## ФРАГМЕНТ ИСТОЧНИКА
==================================================
Кандидат филологических наук Кожинов размышлял о фантастическом жанре и связанном с ним обилием книг о кибернетике. И в том, и в другом он частенько находил «последовательность пустых фраз, в которой нет ни научности, ни художественности». Прокатившись на дорожном катке по научно-популярной литературе, Кожинов вдруг во второй части своей статьи стал петь дифирамбы мне. Я у него и талант, и мастер, и скромник, и образец на ниве популяризации науки. И чтобы уж совсем обозлить своим бахвальством «моего любознательного читателя», я приведу такой пассаж:
«Он (т.е. я. – Д.Ж.) пишет предельно точно и просто, но сам внутренний пафос и движущаяся, развивающаяся мысль книги делает её живой, яркой, подлинно увлекательной». Уфф!
После недолгих поисков я нашёл Вадима Кожинова в Институте мировой литературы, а там через него познакомился и подружился с молодыми и очень талантливыми тамошними сотрудниками П. Палиевским, Д. Урновым, О. Михайловым и многими другими.
И все как на подбор они не верили в заклинания структуралистов, особенно когда дело касалось литературоведения, в силу того, что литература – яркое отражение живой речи… Не буду повторяться.
Мы часто собирались у меня на Комсомольском проспекте и в других местах дружно и весело. Я был старше по возрасту, но быстро подхватил их настрой, наслаждался умными речами. Формировалось твёрдое патриотическое мировоззрение, напитавшее впоследствии все мои книги.
Вадим Кожинов в ту пору был весел, остроумен, тороват на новые творческие идеи и не чурался зелёного змия. Самое большое удовольствие мы получали, когда он, подыгрывая себе на гитаре, начинал петь русские романсы. Знал он их феноменально много и, бывало, сперва скажет, чьи слова, музыка, в каком году впервые исполнялось (начиная с конца восемнадцатого века), потом запоёт голосом несильным, но выразительным. Заслушаешься!
Тестем Вадима был В.В. Ермилов, знаменитый в своё время могучий партийный критик и литературовед, с которым «недоспорил» Маяковский, пожалевший об этом в своей предсмертной записке. Мы познакомились с ним всё в том же Переделкине, куда Вадим прихватил меня к нему на дачу. Ермилов оказался крошечным человечком. Он стоял на высоком крыльце, измеряя мой рост на глаз, пока мы шли от калитки, а когда мы приблизились, спустился ступеньки на три, чтобы быть со мною ростом наравне, и протянул руку. «Э, – подумал я, – с таким надо держать ухо востро!» Но не пришлось – он удалился в недра дачи, и больше я не видел знаменитого деятеля никогда.
==================================================
## ФРАГМЕНТ НАБОРА ДАННЫХ
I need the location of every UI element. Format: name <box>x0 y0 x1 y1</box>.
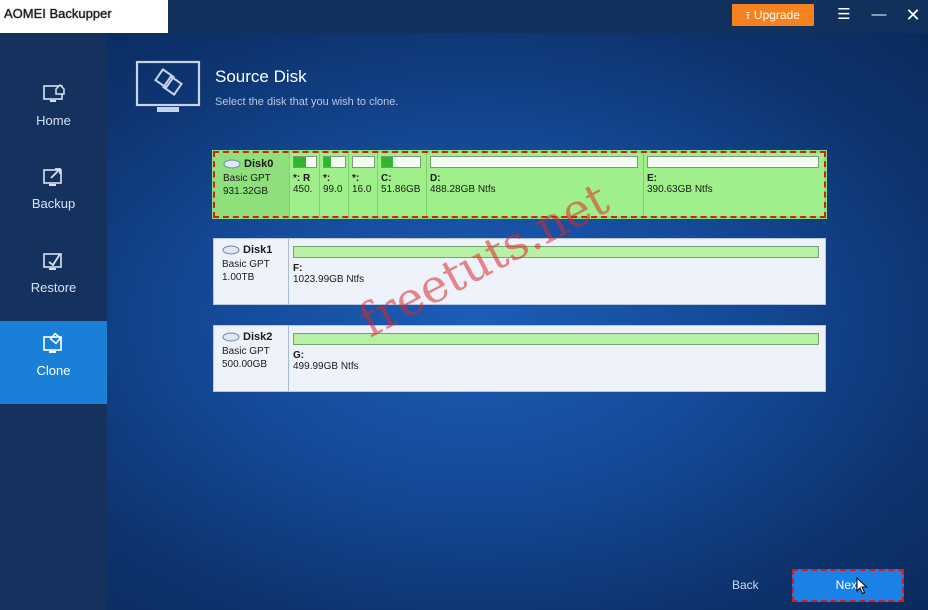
==================================================
## ТРЕБОВАНИЯ
В каком учреждении, согласно фрагменту источника, рассказчик нашёл Вадима Кожинова?

## ОЖИДАЕМЫЙ ОТВЕТ
В Институте мировой литературы.